> **To be done**: Can you reproduce the data beneath, keeping every line exact?

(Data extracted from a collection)
## BEGIN

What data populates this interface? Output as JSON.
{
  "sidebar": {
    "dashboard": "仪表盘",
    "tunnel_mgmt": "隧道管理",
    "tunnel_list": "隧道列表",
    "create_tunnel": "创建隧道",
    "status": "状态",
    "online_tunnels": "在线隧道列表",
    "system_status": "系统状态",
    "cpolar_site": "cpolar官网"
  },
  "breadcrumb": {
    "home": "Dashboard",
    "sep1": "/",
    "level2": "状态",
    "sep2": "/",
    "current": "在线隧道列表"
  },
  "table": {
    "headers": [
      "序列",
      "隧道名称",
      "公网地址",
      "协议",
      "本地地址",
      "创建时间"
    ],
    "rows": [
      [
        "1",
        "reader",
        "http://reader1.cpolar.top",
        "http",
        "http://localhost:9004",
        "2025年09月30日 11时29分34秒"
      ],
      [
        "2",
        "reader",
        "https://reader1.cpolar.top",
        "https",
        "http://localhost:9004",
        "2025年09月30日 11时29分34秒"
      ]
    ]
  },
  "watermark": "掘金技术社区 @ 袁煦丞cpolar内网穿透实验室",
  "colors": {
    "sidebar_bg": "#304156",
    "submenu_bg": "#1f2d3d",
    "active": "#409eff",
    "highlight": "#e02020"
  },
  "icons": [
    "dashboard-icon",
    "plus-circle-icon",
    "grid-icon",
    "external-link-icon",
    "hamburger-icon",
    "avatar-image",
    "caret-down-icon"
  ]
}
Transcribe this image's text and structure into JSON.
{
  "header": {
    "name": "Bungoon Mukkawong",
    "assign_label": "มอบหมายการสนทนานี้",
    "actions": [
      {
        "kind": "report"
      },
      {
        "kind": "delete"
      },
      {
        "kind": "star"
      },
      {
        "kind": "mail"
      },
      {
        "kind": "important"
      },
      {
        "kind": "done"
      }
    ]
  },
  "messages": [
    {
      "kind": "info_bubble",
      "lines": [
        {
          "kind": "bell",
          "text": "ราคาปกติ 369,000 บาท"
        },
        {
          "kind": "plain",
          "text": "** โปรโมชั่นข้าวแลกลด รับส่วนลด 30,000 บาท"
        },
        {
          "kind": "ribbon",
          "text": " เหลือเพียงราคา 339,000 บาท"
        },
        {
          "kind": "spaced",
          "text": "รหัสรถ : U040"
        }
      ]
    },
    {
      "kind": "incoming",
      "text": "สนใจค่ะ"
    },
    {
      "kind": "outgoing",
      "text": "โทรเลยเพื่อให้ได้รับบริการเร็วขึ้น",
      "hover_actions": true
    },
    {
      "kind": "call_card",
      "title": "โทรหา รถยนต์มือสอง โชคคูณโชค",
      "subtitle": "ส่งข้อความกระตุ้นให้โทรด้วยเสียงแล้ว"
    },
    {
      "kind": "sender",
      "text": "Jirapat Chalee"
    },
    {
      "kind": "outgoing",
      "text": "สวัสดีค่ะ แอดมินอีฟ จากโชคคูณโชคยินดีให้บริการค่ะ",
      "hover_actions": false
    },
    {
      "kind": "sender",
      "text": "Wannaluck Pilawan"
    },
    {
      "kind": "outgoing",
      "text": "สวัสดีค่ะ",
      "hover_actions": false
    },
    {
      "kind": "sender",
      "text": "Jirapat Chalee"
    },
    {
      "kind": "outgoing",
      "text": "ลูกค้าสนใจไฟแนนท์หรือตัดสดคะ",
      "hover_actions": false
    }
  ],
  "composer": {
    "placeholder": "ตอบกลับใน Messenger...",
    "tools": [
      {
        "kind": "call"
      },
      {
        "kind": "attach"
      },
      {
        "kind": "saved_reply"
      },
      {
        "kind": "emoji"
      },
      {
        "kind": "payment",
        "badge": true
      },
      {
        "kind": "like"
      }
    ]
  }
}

## END

> **Result below**:
What data populates this interface? Output as JSON.
{
  "sidebar": {
    "dashboard": "仪表盘",
    "tunnel_mgmt": "隧道管理",
    "tunnel_list": "隧道列表",
    "create_tunnel": "创建隧道",
    "status": "状态",
    "online_tunnels": "在线隧道列表",
    "system_status": "系统状态",
    "cpolar_site": "cpolar官网"
  },
  "breadcrumb": {
    "home": "Dashboard",
    "sep1": "/",
    "level2": "状态",
    "sep2": "/",
    "current": "在线隧道列表"
  },
  "table": {
    "headers": [
      "序列",
      "隧道名称",
      "公网地址",
      "协议",
      "本地地址",
      "创建时间"
    ],
    "rows": [
      [
        "1",
        "reader",
        "http://reader1.cpolar.top",
        "http",
        "http://localhost:9004",
        "2025年09月30日 11时29分34秒"
      ],
      [
        "2",
        "reader",
        "https://reader1.cpolar.top",
        "https",
        "http://localhost:9004",
        "2025年09月30日 11时29分34秒"
      ]
    ]
  },
  "watermark": "掘金技术社区 @ 袁煦丞cpolar内网穿透实验室",
  "colors": {
    "sidebar_bg": "#304156",
    "submenu_bg": "#1f2d3d",
    "active": "#409eff",
    "highlight": "#e02020"
  },
  "icons": [
    "dashboard-icon",
    "plus-circle-icon",
    "grid-icon",
    "external-link-icon",
    "hamburger-icon",
    "avatar-image",
    "caret-down-icon"
  ]
}
Transcribe this image's text and structure into JSON.
{
  "header": {
    "name": "Bungoon Mukkawong",
    "assign_label": "มอบหมายการสนทนานี้",
    "actions": [
      {
        "kind": "report"
      },
      {
        "kind": "delete"
      },
      {
        "kind": "star"
      },
      {
        "kind": "mail"
      },
      {
        "kind": "important"
      },
      {
        "kind": "done"
      }
    ]
  },
  "messages": [
    {
      "kind": "info_bubble",
      "lines": [
        {
          "kind": "bell",
          "text": "ราคาปกติ 369,000 บาท"
        },
        {
          "kind": "plain",
          "text": "** โปรโมชั่นข้าวแลกลด รับส่วนลด 30,000 บาท"
        },
        {
          "kind": "ribbon",
          "text": " เหลือเพียงราคา 339,000 บาท"
        },
        {
          "kind": "spaced",
          "text": "รหัสรถ : U040"
        }
      ]
    },
    {
      "kind": "incoming",
      "text": "สนใจค่ะ"
    },
    {
      "kind": "outgoing",
      "text": "โทรเลยเพื่อให้ได้รับบริการเร็วขึ้น",
      "hover_actions": true
    },
    {
      "kind": "call_card",
      "title": "โทรหา รถยนต์มือสอง โชคคูณโชค",
      "subtitle": "ส่งข้อความกระตุ้นให้โทรด้วยเสียงแล้ว"
    },
    {
      "kind": "sender",
      "text": "Jirapat Chalee"
    },
    {
      "kind": "outgoing",
      "text": "สวัสดีค่ะ แอดมินอีฟ จากโชคคูณโชคยินดีให้บริการค่ะ",
      "hover_actions": false
    },
    {
      "kind": "sender",
      "text": "Wannaluck Pilawan"
    },
    {
      "kind": "outgoing",
      "text": "สวัสดีค่ะ",
      "hover_actions": false
    },
    {
      "kind": "sender",
      "text": "Jirapat Chalee"
    },
    {
      "kind": "outgoing",
      "text": "ลูกค้าสนใจไฟแนนท์หรือตัดสดคะ",
      "hover_actions": false
    }
  ],
  "composer": {
    "placeholder": "ตอบกลับใน Messenger...",
    "tools": [
      {
        "kind": "call"
      },
      {
        "kind": "attach"
      },
      {
        "kind": "saved_reply"
      },
      {
        "kind": "emoji"
      },
      {
        "kind": "payment",
        "badge": true
      },
      {
        "kind": "like"
      }
    ]
  }
}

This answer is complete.